··· DATA RECORDS

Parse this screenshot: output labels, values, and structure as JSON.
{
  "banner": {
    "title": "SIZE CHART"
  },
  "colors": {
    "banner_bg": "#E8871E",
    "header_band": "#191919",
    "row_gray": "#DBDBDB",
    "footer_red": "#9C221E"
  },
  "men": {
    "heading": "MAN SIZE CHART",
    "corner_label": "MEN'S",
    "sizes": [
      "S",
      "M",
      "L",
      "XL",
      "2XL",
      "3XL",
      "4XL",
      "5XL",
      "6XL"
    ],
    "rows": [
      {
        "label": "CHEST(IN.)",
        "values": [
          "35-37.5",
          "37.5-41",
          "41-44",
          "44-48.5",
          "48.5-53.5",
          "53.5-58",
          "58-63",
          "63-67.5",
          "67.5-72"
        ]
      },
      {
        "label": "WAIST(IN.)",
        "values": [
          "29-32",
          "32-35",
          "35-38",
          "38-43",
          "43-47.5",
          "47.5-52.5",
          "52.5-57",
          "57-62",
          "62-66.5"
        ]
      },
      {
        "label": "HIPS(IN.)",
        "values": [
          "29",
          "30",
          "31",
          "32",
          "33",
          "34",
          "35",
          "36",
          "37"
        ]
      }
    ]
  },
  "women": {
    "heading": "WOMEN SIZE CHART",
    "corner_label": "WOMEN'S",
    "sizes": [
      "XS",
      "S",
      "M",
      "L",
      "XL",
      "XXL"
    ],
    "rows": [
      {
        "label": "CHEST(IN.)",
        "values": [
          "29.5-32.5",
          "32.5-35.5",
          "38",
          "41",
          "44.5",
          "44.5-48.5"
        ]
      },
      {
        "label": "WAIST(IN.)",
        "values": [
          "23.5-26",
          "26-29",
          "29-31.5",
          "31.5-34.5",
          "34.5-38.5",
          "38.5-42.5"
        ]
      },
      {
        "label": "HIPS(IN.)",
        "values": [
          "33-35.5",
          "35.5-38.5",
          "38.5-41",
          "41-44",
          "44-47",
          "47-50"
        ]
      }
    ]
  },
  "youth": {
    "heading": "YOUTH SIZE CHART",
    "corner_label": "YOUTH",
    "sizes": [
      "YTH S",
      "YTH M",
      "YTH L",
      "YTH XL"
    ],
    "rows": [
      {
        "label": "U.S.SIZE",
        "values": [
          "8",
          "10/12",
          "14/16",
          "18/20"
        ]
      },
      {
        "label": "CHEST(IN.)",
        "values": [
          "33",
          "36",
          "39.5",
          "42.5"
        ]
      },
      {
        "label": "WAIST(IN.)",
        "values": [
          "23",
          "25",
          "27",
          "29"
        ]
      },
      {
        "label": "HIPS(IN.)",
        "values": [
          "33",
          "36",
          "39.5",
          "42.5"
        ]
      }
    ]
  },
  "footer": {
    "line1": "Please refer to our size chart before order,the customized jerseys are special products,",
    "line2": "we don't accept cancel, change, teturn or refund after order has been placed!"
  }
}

······

* [OBJECTIVE]
Transcribe the material above word for word.

* [TASK SOLUTION]
Parse this screenshot: output labels, values, and structure as JSON.
{
  "banner": {
    "title": "SIZE CHART"
  },
  "colors": {
    "banner_bg": "#E8871E",
    "header_band": "#191919",
    "row_gray": "#DBDBDB",
    "footer_red": "#9C221E"
  },
  "men": {
    "heading": "MAN SIZE CHART",
    "corner_label": "MEN'S",
    "sizes": [
      "S",
      "M",
      "L",
      "XL",
      "2XL",
      "3XL",
      "4XL",
      "5XL",
      "6XL"
    ],
    "rows": [
      {
        "label": "CHEST(IN.)",
        "values": [
          "35-37.5",
          "37.5-41",
          "41-44",
          "44-48.5",
          "48.5-53.5",
          "53.5-58",
          "58-63",
          "63-67.5",
          "67.5-72"
        ]
      },
      {
        "label": "WAIST(IN.)",
        "values": [
          "29-32",
          "32-35",
          "35-38",
          "38-43",
          "43-47.5",
          "47.5-52.5",
          "52.5-57",
          "57-62",
          "62-66.5"
        ]
      },
      {
        "label": "HIPS(IN.)",
        "values": [
          "29",
          "30",
          "31",
          "32",
          "33",
          "34",
          "35",
          "36",
          "37"
        ]
      }
    ]
  },
  "women": {
    "heading": "WOMEN SIZE CHART",
    "corner_label": "WOMEN'S",
    "sizes": [
      "XS",
      "S",
      "M",
      "L",
      "XL",
      "XXL"
    ],
    "rows": [
      {
        "label": "CHEST(IN.)",
        "values": [
          "29.5-32.5",
          "32.5-35.5",
          "38",
          "41",
          "44.5",
          "44.5-48.5"
        ]
      },
      {
        "label": "WAIST(IN.)",
        "values": [
          "23.5-26",
          "26-29",
          "29-31.5",
          "31.5-34.5",
          "34.5-38.5",
          "38.5-42.5"
        ]
      },
      {
        "label": "HIPS(IN.)",
        "values": [
          "33-35.5",
          "35.5-38.5",
          "38.5-41",
          "41-44",
          "44-47",
          "47-50"
        ]
      }
    ]
  },
  "youth": {
    "heading": "YOUTH SIZE CHART",
    "corner_label": "YOUTH",
    "sizes": [
      "YTH S",
      "YTH M",
      "YTH L",
      "YTH XL"
    ],
    "rows": [
      {
        "label": "U.S.SIZE",
        "values": [
          "8",
          "10/12",
          "14/16",
          "18/20"
        ]
      },
      {
        "label": "CHEST(IN.)",
        "values": [
          "33",
          "36",
          "39.5",
          "42.5"
        ]
      },
      {
        "label": "WAIST(IN.)",
        "values": [
          "23",
          "25",
          "27",
          "29"
        ]
      },
      {
        "label": "HIPS(IN.)",
        "values": [
          "33",
          "36",
          "39.5",
          "42.5"
        ]
      }
    ]
  },
  "footer": {
    "line1": "Please refer to our size chart before order,the customized jerseys are special products,",
    "line2": "we don't accept cancel, change, teturn or refund after order has been placed!"
  }
}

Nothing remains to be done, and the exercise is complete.